(Dataset rows about figures)
--

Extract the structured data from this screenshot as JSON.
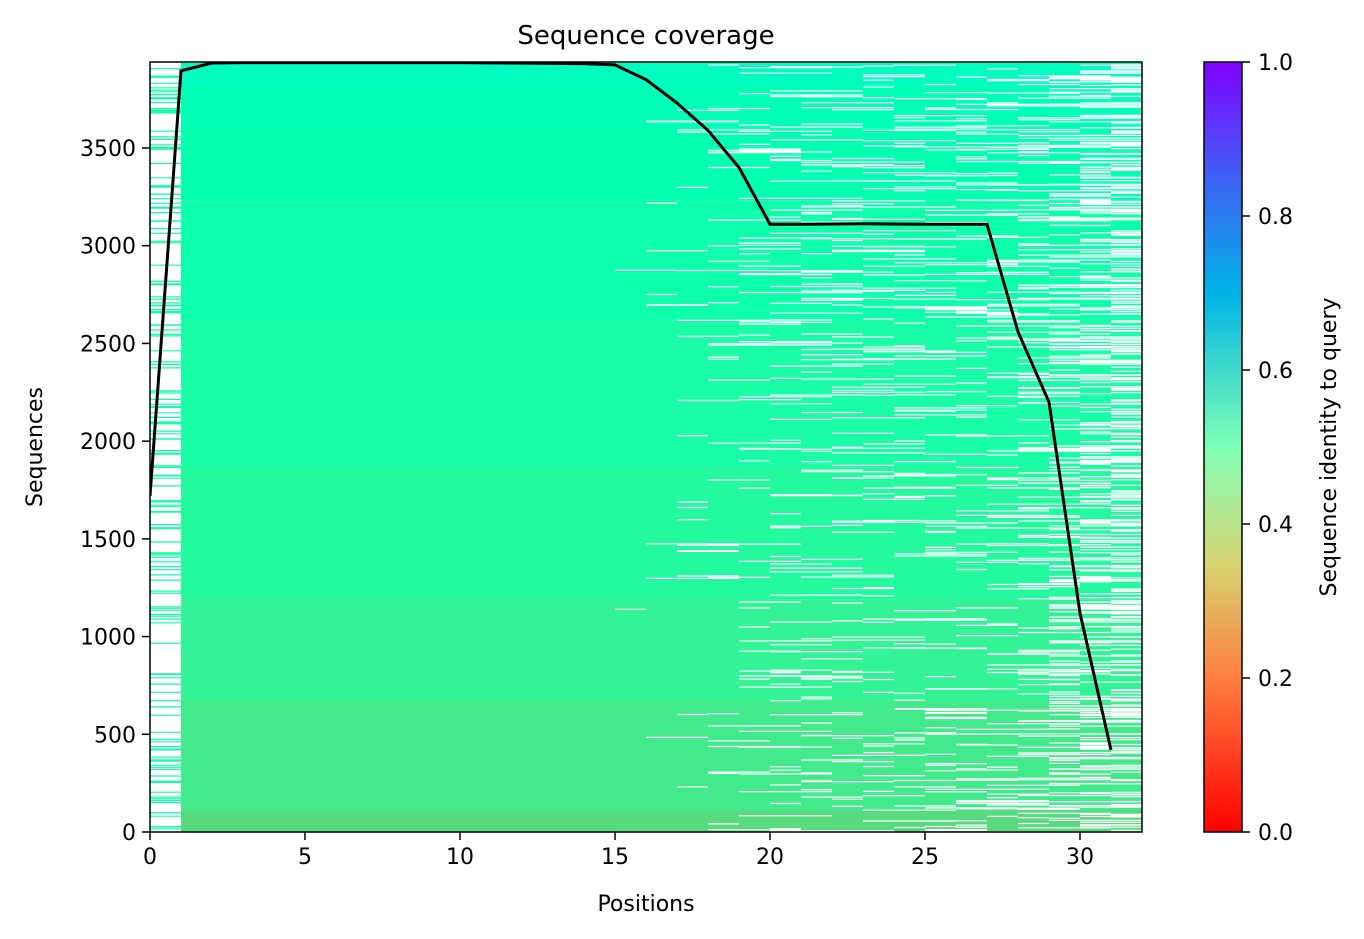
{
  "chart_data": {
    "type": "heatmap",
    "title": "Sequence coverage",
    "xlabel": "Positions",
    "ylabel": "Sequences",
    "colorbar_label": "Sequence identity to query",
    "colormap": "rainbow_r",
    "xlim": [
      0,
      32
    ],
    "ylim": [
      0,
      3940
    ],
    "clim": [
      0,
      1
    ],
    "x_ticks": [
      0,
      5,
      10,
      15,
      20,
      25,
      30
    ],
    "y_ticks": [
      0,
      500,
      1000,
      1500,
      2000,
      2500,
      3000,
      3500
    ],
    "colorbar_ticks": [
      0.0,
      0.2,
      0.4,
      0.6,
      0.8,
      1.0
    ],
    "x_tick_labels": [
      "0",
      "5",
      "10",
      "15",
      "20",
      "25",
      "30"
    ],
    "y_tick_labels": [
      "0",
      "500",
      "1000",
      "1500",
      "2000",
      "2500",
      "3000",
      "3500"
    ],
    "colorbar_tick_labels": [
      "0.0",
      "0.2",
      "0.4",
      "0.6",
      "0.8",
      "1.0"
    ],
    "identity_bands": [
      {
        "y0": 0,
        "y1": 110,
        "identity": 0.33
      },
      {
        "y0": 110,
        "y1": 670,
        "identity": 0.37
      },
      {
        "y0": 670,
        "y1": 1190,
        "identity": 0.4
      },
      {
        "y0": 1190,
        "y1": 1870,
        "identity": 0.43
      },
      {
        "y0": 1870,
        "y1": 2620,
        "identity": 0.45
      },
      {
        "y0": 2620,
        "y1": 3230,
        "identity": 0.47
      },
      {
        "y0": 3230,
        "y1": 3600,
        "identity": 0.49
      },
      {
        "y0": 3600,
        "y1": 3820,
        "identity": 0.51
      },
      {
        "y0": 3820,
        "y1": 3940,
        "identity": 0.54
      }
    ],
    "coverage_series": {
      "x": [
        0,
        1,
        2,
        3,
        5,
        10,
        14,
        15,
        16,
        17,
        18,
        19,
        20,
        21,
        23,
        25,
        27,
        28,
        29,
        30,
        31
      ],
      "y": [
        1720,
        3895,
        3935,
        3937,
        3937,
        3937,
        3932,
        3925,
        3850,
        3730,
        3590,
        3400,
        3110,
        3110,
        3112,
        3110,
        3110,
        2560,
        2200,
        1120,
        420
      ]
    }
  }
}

--

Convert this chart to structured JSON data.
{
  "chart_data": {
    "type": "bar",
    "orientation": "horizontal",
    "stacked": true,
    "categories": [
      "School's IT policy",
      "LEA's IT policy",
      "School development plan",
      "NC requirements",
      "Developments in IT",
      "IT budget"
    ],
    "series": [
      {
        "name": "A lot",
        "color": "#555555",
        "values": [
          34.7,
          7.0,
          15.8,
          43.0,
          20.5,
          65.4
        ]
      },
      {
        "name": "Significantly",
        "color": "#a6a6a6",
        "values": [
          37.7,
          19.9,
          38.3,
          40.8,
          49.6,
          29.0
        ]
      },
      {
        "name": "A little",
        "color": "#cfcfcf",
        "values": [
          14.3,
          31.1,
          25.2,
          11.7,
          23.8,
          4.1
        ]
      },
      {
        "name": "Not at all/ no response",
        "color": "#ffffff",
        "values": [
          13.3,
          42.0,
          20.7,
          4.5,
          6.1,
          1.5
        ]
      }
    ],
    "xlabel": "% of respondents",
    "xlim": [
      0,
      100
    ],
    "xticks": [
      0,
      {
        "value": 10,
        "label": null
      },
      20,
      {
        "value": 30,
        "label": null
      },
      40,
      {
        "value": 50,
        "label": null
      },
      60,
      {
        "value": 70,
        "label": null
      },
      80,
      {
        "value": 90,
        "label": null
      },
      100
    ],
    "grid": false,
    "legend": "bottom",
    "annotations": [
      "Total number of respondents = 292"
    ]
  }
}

--

JOB:
Note every line above where the string "name" shows up, and copy those lines.

SOLUTION TO THIS TASK:
        "name": "A lot",
        "name": "Significantly",
        "name": "A little",
        "name": "Not at all/ no response",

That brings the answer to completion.